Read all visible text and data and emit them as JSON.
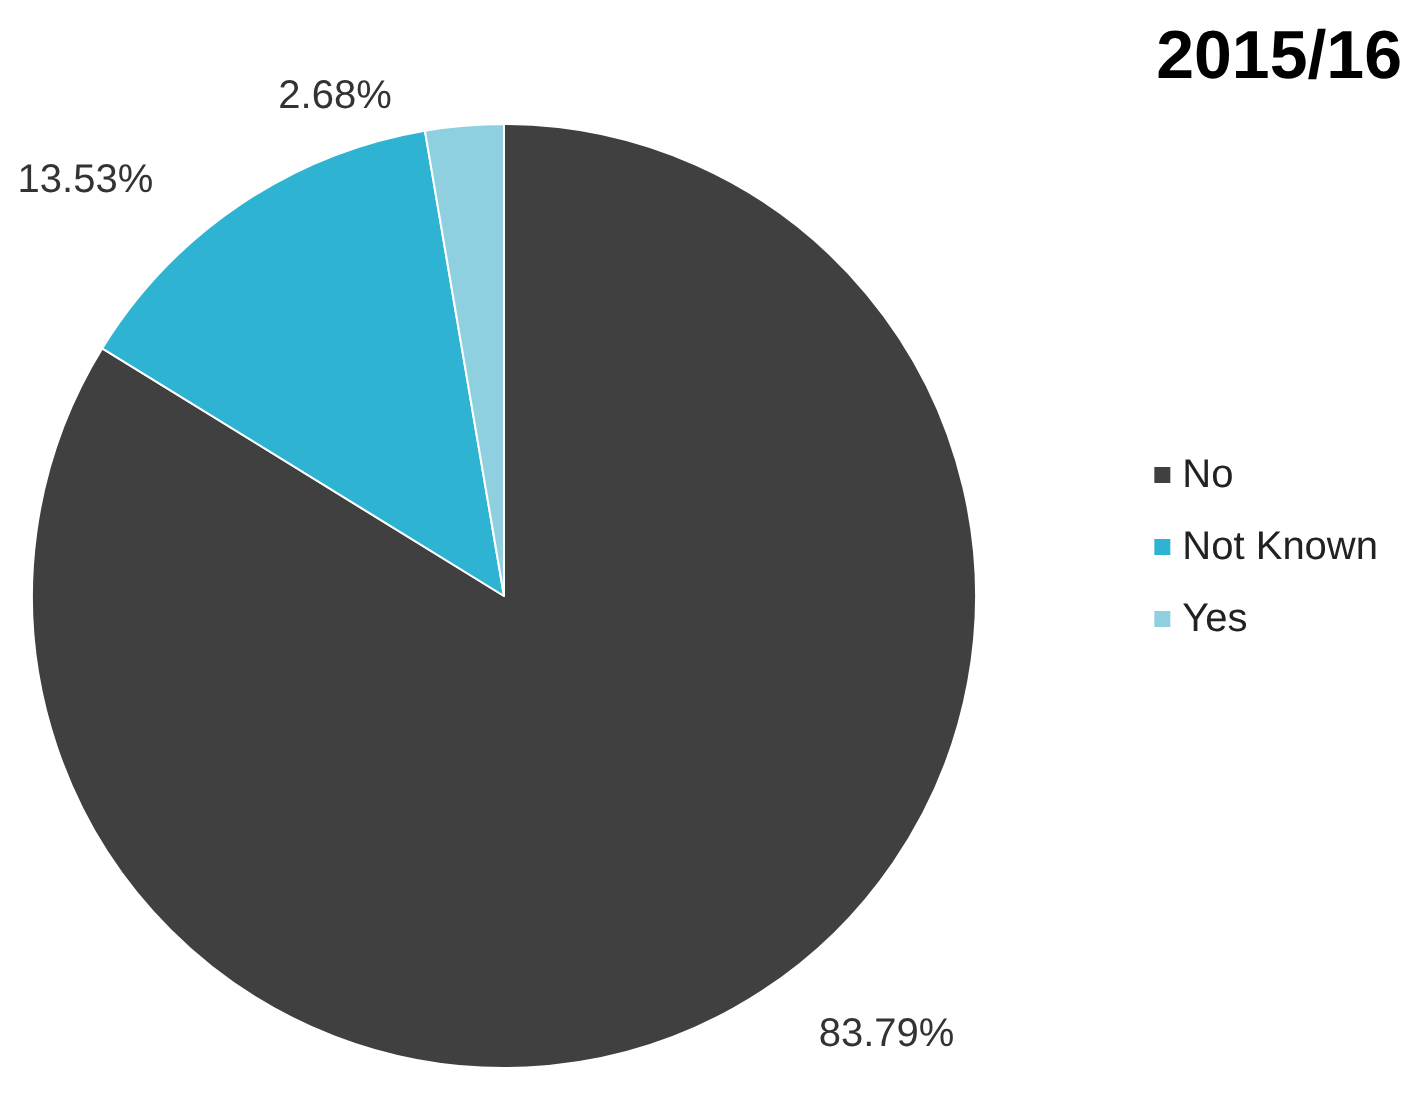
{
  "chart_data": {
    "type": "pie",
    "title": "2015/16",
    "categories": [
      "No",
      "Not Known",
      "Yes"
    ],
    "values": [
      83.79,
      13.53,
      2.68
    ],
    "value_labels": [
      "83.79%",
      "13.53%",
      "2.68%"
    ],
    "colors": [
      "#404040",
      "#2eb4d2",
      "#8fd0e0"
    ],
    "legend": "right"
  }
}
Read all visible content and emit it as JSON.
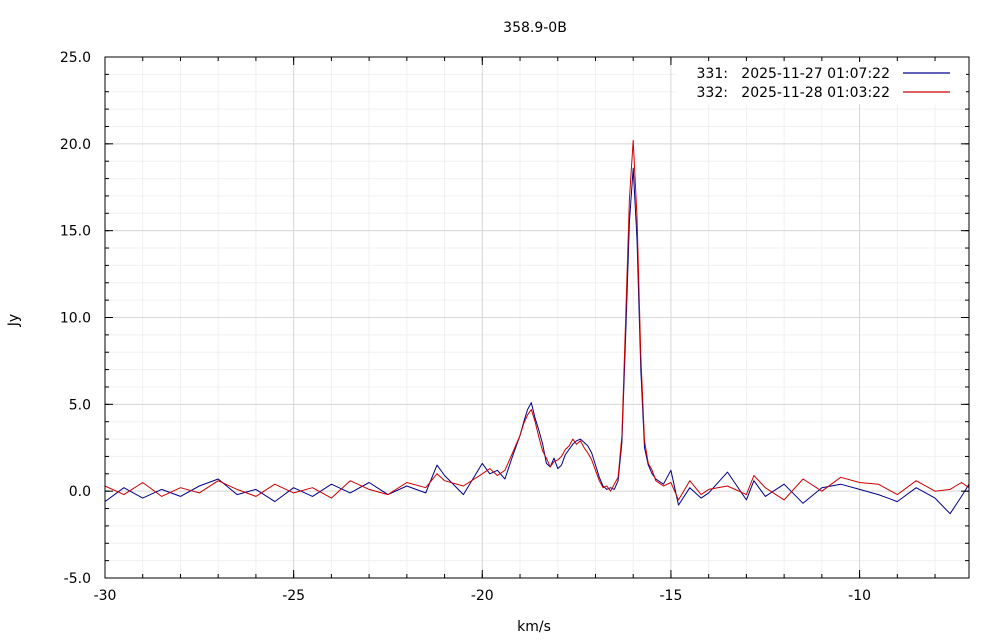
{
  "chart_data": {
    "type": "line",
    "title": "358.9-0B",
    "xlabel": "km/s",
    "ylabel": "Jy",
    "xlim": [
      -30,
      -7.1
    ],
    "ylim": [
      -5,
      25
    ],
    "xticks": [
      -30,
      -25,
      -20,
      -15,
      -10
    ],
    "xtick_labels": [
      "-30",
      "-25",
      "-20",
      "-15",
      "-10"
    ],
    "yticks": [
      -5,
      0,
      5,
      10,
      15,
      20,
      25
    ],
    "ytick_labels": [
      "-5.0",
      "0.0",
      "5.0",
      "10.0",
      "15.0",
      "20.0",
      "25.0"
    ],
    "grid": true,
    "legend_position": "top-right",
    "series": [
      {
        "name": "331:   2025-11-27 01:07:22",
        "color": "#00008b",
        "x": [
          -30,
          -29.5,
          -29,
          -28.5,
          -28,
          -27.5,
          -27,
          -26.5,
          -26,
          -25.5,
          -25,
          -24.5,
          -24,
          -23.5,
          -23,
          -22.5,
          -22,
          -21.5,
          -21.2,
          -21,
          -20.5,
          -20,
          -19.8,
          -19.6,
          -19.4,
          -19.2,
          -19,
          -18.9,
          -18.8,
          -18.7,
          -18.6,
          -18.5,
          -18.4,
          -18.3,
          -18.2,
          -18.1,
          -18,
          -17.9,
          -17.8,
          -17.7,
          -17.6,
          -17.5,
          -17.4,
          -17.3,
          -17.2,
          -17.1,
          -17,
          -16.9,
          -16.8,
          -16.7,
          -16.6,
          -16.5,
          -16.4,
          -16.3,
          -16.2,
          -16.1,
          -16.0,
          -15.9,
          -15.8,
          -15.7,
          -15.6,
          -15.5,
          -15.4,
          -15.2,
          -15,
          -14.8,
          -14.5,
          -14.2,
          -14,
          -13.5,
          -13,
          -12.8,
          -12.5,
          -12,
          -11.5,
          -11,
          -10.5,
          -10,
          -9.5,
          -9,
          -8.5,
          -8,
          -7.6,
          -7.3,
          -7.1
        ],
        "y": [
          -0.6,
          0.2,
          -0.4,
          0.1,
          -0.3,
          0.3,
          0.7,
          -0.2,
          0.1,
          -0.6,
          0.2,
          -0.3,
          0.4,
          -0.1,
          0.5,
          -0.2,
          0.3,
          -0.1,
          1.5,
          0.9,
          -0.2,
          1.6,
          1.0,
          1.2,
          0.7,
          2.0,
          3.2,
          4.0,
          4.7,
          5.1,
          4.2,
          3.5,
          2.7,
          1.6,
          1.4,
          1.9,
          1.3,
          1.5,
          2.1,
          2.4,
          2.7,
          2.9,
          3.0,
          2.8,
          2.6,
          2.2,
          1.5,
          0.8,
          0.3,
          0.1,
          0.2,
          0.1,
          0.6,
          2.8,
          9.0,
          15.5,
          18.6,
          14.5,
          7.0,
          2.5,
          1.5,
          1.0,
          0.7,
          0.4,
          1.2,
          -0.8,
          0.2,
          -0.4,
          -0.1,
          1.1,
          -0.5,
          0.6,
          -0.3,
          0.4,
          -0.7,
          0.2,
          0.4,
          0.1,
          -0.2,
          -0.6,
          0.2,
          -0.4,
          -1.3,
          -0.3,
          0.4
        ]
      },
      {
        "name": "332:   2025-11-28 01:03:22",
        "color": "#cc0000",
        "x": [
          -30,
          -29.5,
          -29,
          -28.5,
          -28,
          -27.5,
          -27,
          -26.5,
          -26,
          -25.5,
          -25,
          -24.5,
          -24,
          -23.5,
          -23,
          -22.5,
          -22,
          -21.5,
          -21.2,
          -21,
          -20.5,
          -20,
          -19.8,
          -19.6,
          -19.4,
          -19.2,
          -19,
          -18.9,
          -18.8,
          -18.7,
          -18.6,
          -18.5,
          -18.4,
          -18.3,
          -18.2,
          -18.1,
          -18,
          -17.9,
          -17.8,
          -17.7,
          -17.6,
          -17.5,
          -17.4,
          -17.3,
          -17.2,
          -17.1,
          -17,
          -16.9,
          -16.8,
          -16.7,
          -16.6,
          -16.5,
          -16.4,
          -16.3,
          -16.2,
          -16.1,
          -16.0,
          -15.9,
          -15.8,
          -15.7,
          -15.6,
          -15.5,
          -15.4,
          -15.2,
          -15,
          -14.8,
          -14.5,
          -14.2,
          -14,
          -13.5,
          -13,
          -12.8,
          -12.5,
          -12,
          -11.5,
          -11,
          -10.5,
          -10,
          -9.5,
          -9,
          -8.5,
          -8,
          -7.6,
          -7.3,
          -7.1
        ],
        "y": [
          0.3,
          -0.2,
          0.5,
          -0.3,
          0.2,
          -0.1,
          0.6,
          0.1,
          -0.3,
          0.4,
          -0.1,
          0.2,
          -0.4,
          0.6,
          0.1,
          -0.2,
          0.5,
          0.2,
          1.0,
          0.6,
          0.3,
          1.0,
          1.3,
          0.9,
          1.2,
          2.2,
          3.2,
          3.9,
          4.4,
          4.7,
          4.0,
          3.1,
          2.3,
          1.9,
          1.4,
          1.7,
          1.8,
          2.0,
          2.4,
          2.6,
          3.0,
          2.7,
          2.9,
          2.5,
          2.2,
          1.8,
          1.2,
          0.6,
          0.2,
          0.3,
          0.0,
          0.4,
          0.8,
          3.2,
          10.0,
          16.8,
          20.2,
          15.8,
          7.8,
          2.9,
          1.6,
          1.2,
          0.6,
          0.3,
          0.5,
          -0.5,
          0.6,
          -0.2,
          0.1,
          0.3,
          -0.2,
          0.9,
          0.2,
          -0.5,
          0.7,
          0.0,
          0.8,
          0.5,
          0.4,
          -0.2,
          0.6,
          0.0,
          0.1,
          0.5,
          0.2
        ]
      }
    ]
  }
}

┄┄┄┄┄┄

Return each line of the data that contains the string "name".

        "name": "331:   2025-11-27 01:07:22",
        "name": "332:   2025-11-28 01:03:22",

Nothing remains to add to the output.